Using the listing below, please gather every line containing the word "Peak".

(Collection entries)
:::::

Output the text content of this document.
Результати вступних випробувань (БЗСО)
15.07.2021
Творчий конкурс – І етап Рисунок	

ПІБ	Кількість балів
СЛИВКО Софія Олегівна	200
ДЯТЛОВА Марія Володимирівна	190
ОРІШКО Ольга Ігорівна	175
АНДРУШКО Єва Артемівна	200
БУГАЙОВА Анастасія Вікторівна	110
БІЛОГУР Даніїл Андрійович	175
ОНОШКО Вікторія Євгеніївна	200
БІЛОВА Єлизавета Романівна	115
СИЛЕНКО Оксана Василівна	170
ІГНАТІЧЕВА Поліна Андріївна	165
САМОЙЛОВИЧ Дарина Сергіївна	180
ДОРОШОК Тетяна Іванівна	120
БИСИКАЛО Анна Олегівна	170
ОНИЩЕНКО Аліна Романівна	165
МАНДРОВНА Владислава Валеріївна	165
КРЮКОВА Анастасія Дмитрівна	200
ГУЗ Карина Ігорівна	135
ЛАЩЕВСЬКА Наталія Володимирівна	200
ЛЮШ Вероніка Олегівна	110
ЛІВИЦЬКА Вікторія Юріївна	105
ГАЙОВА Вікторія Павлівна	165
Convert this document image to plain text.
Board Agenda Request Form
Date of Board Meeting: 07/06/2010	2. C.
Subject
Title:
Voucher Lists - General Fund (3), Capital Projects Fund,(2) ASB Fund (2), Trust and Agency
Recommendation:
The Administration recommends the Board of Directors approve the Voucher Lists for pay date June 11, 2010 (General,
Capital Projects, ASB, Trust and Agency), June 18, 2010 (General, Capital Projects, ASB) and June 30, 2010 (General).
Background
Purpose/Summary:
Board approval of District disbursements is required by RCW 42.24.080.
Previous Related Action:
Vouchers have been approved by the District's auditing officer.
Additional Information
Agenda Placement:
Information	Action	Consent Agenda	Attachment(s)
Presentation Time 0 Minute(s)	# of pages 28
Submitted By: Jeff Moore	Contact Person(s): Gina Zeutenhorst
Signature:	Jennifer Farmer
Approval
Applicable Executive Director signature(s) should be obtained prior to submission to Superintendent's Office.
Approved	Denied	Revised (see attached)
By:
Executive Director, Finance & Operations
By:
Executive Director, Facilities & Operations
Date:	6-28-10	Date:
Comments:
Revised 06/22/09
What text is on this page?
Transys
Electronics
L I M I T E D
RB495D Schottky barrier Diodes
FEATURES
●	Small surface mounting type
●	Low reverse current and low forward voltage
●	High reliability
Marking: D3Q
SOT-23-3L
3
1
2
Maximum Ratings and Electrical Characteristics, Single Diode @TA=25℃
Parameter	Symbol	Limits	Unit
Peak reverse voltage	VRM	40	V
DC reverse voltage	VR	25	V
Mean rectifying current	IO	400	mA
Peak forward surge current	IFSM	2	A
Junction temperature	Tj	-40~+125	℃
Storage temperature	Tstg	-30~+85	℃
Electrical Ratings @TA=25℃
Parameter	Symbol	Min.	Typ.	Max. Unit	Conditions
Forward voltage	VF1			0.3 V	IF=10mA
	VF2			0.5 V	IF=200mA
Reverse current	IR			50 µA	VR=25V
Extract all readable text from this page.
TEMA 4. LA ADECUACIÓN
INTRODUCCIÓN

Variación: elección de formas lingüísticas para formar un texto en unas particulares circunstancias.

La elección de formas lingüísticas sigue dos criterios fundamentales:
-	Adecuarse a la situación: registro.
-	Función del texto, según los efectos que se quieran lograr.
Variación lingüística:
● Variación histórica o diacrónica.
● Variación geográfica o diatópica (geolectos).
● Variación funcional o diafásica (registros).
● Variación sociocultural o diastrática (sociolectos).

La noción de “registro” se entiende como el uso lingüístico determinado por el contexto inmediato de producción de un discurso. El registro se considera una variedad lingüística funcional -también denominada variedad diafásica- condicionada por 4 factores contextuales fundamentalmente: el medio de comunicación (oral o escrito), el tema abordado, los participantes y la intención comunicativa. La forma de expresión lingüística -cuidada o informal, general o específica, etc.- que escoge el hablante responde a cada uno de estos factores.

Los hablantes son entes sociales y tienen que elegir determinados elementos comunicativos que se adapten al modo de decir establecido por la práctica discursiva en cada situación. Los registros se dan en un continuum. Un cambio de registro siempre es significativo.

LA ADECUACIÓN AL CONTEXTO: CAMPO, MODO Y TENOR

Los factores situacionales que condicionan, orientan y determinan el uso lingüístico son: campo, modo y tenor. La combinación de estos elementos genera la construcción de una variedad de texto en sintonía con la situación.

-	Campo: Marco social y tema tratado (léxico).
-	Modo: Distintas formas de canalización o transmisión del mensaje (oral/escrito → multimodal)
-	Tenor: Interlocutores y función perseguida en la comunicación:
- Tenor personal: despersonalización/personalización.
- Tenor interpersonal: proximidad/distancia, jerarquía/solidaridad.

:::::

• Full answer:
Peak reverse voltage	VRM	40	V
Peak forward surge current	IFSM	2	A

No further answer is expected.